* [REQUIRED ACTION 1] From the passage on scripting languages, reproduce word for word the stretch from "Aside from the" through "such as firebug.".
* [REQUIRED ACTION 2] According to the passage on scripting languages, which two tools let JavaScript run on the server side?
* [REQUIRED ACTION 3] Go on with the passage on scripting languages, picking up after its final sentence.

* [TEXT PROVIDED]

Others can be named like io (indeed very very neat, you will fall in love with it; absolutely impossible to use) and REBOL (What is this all about? A proprietary scripting tool? You must be kidding!) and newLISP (Which is actually a full language, but no one ever heard about it).
For sure there are much more to list here but either I do not remember or I did not understood them as a real world thing, like Self).
I would argue that JavaScript is a real world language. The main difference is that it tends to be embedded into lots of different environments rather than being a stand alone development environment.
Aside from the obvious use in a browser, JavaScript can be used on the server side using CouchDB (which is becoming very popular as a database both for websites and the desktop) or Node.js - there are lots of others as well. It can also be used to create desktop applications via seed or gjs.
As for debugging tools, these are included in most web browsers and there are extensions such as firebug.
The approach is different in JavaScript - instead of having a core language and using libraries to access different programming environments, it is embedded directly into these environments.

Document structure recognition data:

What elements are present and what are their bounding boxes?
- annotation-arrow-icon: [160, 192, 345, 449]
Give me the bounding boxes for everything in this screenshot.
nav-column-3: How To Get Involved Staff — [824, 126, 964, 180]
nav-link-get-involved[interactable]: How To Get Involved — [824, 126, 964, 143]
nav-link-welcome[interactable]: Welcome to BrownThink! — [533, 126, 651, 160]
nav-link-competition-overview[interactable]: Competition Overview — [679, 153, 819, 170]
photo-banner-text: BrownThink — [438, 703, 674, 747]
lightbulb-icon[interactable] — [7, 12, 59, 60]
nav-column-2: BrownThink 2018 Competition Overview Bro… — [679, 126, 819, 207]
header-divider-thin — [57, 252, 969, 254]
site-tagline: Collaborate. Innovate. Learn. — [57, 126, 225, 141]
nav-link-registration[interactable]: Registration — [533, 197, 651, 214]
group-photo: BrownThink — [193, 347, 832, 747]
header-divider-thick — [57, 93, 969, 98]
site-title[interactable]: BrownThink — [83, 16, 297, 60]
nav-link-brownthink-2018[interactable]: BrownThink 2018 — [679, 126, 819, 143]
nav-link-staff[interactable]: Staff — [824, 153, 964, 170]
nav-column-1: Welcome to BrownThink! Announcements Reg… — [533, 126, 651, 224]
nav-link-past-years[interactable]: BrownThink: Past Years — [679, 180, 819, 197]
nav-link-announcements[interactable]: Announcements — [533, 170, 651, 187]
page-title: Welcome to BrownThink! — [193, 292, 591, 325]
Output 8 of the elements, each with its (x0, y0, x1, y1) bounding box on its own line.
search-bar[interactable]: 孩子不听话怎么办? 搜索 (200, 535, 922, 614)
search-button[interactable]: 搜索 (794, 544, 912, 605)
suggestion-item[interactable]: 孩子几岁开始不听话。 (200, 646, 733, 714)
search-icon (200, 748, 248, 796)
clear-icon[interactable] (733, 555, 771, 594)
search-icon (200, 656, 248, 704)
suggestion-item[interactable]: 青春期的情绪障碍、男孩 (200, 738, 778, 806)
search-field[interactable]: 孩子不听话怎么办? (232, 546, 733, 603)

* [TASK ANSWER 1]
Aside from the obvious use in a browser, JavaScript can be used on the server side using CouchDB (which is becoming very popular as a database both for websites and the desktop) or Node.js - there are lots of others as well. It can also be used to create desktop applications via seed or gjs.
As for debugging tools, these are included in most web browsers and there are extensions such as firebug.

* [TASK ANSWER 2] CouchDB and Node.js.

* [TASK ANSWER 3]
It doesn't look like it. Checking out the Wikipedia list, I can't say any of them are particularly popular for systems-type or standalone programming. And I have a few theories why:
Inertia - people are more familiar with procedural/procedure-class based languages. In the same way procedural languages are more popular than functional, I think we find it easier to mentally keep track of the objects we've specified beforehand
Less error-prone - When I use a class, I can't use things not specified in that class. It's a bit less flexible, but when working on a large project I'm very, very grateful to be able to look at the spec for an object (even if I've written that object) and know how the object will behave. That is, I know the compiler will probably throw an error if I try to do something stupid like use the wrong variable name.
You mention "scripting/interacting with the system". As far as that goes, classes aren't even particularly popular. One-off scripts may use a few functions, or even just straight procedural code. I know if I write a simple little Python script, I'll have a few simple functions and I'll use builtin objects. It's OO, but I'm not writing anything.
No/not many suitable languages. This is I think the biggest one. Lua's great for embedded scripting, but I don't think it can replace Python/Perl scripts in my toolkit.
Prejudice - the sordid past of Javascript has not been good for prototype-based languages, I don't think. Javascript's actually a pretty nice language, once you see code written by somebody that understands it, but there's still a lot of derision - it's seen like a kiddie language. If you say "I'm a Javascript programmer", it's hard to be taken seriously.
EDIT It's either a sign or a symptom, but most PT languages are embedded or application-specific scripting languages (Lua in games or for UIs, Javascript in webpages or for the UI like in Firefox, etc). I'm not sure why this is, but they are either more suited to application customizing or otherwise-embeddedness, or that's what the common implementations are designed for. Python can be easily embedded into a program, and it sometimes is, but it's more common standalone.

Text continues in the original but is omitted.